- [Instruction] Each line of the material below should be reproduced exactly.
— start of Task data —
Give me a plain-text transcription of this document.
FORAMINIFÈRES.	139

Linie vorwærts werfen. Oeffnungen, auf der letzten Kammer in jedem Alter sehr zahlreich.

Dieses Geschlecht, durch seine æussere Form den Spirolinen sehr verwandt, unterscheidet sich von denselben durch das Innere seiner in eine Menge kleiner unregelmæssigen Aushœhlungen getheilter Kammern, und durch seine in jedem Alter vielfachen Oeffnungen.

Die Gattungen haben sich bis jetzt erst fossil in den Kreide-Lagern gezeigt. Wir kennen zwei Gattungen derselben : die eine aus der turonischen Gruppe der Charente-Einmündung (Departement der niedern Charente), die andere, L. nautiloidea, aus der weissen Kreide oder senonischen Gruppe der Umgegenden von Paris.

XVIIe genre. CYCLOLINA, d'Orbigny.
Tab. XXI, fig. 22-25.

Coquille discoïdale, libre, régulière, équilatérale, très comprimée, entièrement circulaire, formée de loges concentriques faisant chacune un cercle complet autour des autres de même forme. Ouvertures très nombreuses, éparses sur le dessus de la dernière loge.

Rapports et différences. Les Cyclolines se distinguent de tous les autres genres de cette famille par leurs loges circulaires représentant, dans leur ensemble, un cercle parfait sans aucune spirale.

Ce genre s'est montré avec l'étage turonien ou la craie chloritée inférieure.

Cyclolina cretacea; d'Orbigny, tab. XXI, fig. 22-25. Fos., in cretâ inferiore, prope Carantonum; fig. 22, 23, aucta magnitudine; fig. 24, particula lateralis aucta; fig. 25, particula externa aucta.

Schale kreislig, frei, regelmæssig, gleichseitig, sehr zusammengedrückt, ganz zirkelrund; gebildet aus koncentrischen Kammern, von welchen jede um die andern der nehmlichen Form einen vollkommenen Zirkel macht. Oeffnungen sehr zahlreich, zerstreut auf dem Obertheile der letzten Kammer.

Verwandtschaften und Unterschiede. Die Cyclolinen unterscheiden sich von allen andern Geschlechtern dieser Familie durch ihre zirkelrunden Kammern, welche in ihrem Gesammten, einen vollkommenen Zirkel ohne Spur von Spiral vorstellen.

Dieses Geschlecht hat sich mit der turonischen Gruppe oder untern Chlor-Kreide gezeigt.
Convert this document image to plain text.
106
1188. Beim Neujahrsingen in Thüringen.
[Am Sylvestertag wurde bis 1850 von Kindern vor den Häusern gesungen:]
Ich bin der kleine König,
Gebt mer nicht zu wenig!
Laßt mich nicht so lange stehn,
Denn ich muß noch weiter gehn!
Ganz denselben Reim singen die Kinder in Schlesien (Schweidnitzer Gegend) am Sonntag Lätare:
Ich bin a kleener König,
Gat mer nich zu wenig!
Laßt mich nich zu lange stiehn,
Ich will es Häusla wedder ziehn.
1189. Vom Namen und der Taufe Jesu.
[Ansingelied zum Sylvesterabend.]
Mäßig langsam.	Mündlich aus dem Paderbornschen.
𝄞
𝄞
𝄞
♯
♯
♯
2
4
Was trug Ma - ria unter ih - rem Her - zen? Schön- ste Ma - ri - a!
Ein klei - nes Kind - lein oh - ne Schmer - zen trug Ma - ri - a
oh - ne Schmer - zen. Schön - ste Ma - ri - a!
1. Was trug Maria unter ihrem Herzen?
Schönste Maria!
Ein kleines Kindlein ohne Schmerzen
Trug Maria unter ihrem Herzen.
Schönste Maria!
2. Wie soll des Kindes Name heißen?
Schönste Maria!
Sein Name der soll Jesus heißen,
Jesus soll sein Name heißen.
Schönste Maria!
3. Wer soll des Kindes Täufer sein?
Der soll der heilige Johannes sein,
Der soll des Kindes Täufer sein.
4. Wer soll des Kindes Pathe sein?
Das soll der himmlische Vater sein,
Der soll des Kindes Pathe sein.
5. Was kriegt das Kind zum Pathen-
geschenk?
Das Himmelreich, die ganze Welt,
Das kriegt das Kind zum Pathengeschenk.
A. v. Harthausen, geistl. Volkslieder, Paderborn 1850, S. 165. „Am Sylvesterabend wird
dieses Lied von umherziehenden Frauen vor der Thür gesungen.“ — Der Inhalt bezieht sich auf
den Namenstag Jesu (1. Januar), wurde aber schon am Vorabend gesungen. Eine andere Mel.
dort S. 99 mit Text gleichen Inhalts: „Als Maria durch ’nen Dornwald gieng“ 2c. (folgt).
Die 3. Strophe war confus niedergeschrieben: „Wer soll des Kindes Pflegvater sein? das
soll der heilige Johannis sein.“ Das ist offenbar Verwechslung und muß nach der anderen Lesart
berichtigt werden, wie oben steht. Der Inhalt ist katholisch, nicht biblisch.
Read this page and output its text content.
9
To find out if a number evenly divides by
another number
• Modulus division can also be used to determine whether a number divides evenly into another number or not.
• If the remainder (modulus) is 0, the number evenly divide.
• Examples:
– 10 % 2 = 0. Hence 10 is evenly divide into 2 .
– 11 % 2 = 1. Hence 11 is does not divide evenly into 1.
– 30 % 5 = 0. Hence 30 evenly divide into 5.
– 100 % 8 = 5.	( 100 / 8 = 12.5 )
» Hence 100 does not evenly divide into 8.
— end of Task data —
- [Correct output]
Give me a plain-text transcription of this document.
FORAMINIFÈRES.	139

Linie vorwærts werfen. Oeffnungen, auf der letzten Kammer in jedem Alter sehr zahlreich.

Dieses Geschlecht, durch seine æussere Form den Spirolinen sehr verwandt, unterscheidet sich von denselben durch das Innere seiner in eine Menge kleiner unregelmæssigen Aushœhlungen getheilter Kammern, und durch seine in jedem Alter vielfachen Oeffnungen.

Die Gattungen haben sich bis jetzt erst fossil in den Kreide-Lagern gezeigt. Wir kennen zwei Gattungen derselben : die eine aus der turonischen Gruppe der Charente-Einmündung (Departement der niedern Charente), die andere, L. nautiloidea, aus der weissen Kreide oder senonischen Gruppe der Umgegenden von Paris.

XVIIe genre. CYCLOLINA, d'Orbigny.
Tab. XXI, fig. 22-25.

Coquille discoïdale, libre, régulière, équilatérale, très comprimée, entièrement circulaire, formée de loges concentriques faisant chacune un cercle complet autour des autres de même forme. Ouvertures très nombreuses, éparses sur le dessus de la dernière loge.

Rapports et différences. Les Cyclolines se distinguent de tous les autres genres de cette famille par leurs loges circulaires représentant, dans leur ensemble, un cercle parfait sans aucune spirale.

Ce genre s'est montré avec l'étage turonien ou la craie chloritée inférieure.

Cyclolina cretacea; d'Orbigny, tab. XXI, fig. 22-25. Fos., in cretâ inferiore, prope Carantonum; fig. 22, 23, aucta magnitudine; fig. 24, particula lateralis aucta; fig. 25, particula externa aucta.

Schale kreislig, frei, regelmæssig, gleichseitig, sehr zusammengedrückt, ganz zirkelrund; gebildet aus koncentrischen Kammern, von welchen jede um die andern der nehmlichen Form einen vollkommenen Zirkel macht. Oeffnungen sehr zahlreich, zerstreut auf dem Obertheile der letzten Kammer.

Verwandtschaften und Unterschiede. Die Cyclolinen unterscheiden sich von allen andern Geschlechtern dieser Familie durch ihre zirkelrunden Kammern, welche in ihrem Gesammten, einen vollkommenen Zirkel ohne Spur von Spiral vorstellen.

Dieses Geschlecht hat sich mit der turonischen Gruppe oder untern Chlor-Kreide gezeigt.
Convert this document image to plain text.
106
1188. Beim Neujahrsingen in Thüringen.
[Am Sylvestertag wurde bis 1850 von Kindern vor den Häusern gesungen:]
Ich bin der kleine König,
Gebt mer nicht zu wenig!
Laßt mich nicht so lange stehn,
Denn ich muß noch weiter gehn!
Ganz denselben Reim singen die Kinder in Schlesien (Schweidnitzer Gegend) am Sonntag Lätare:
Ich bin a kleener König,
Gat mer nich zu wenig!
Laßt mich nich zu lange stiehn,
Ich will es Häusla wedder ziehn.
1189. Vom Namen und der Taufe Jesu.
[Ansingelied zum Sylvesterabend.]
Mäßig langsam.	Mündlich aus dem Paderbornschen.
𝄞
𝄞
𝄞
♯
♯
♯
2
4
Was trug Ma - ria unter ih - rem Her - zen? Schön- ste Ma - ri - a!
Ein klei - nes Kind - lein oh - ne Schmer - zen trug Ma - ri - a
oh - ne Schmer - zen. Schön - ste Ma - ri - a!
1. Was trug Maria unter ihrem Herzen?
Schönste Maria!
Ein kleines Kindlein ohne Schmerzen
Trug Maria unter ihrem Herzen.
Schönste Maria!
2. Wie soll des Kindes Name heißen?
Schönste Maria!
Sein Name der soll Jesus heißen,
Jesus soll sein Name heißen.
Schönste Maria!
3. Wer soll des Kindes Täufer sein?
Der soll der heilige Johannes sein,
Der soll des Kindes Täufer sein.
4. Wer soll des Kindes Pathe sein?
Das soll der himmlische Vater sein,
Der soll des Kindes Pathe sein.
5. Was kriegt das Kind zum Pathen-
geschenk?
Das Himmelreich, die ganze Welt,
Das kriegt das Kind zum Pathengeschenk.
A. v. Harthausen, geistl. Volkslieder, Paderborn 1850, S. 165. „Am Sylvesterabend wird
dieses Lied von umherziehenden Frauen vor der Thür gesungen.“ — Der Inhalt bezieht sich auf
den Namenstag Jesu (1. Januar), wurde aber schon am Vorabend gesungen. Eine andere Mel.
dort S. 99 mit Text gleichen Inhalts: „Als Maria durch ’nen Dornwald gieng“ 2c. (folgt).
Die 3. Strophe war confus niedergeschrieben: „Wer soll des Kindes Pflegvater sein? das
soll der heilige Johannis sein.“ Das ist offenbar Verwechslung und muß nach der anderen Lesart
berichtigt werden, wie oben steht. Der Inhalt ist katholisch, nicht biblisch.
Read this page and output its text content.
9
To find out if a number evenly divides by
another number
• Modulus division can also be used to determine whether a number divides evenly into another number or not.
• If the remainder (modulus) is 0, the number evenly divide.
• Examples:
– 10 % 2 = 0. Hence 10 is evenly divide into 2 .
– 11 % 2 = 1. Hence 11 is does not divide evenly into 1.
– 30 % 5 = 0. Hence 30 evenly divide into 5.
– 100 % 8 = 5.	( 100 / 8 = 12.5 )
» Hence 100 does not evenly divide into 8.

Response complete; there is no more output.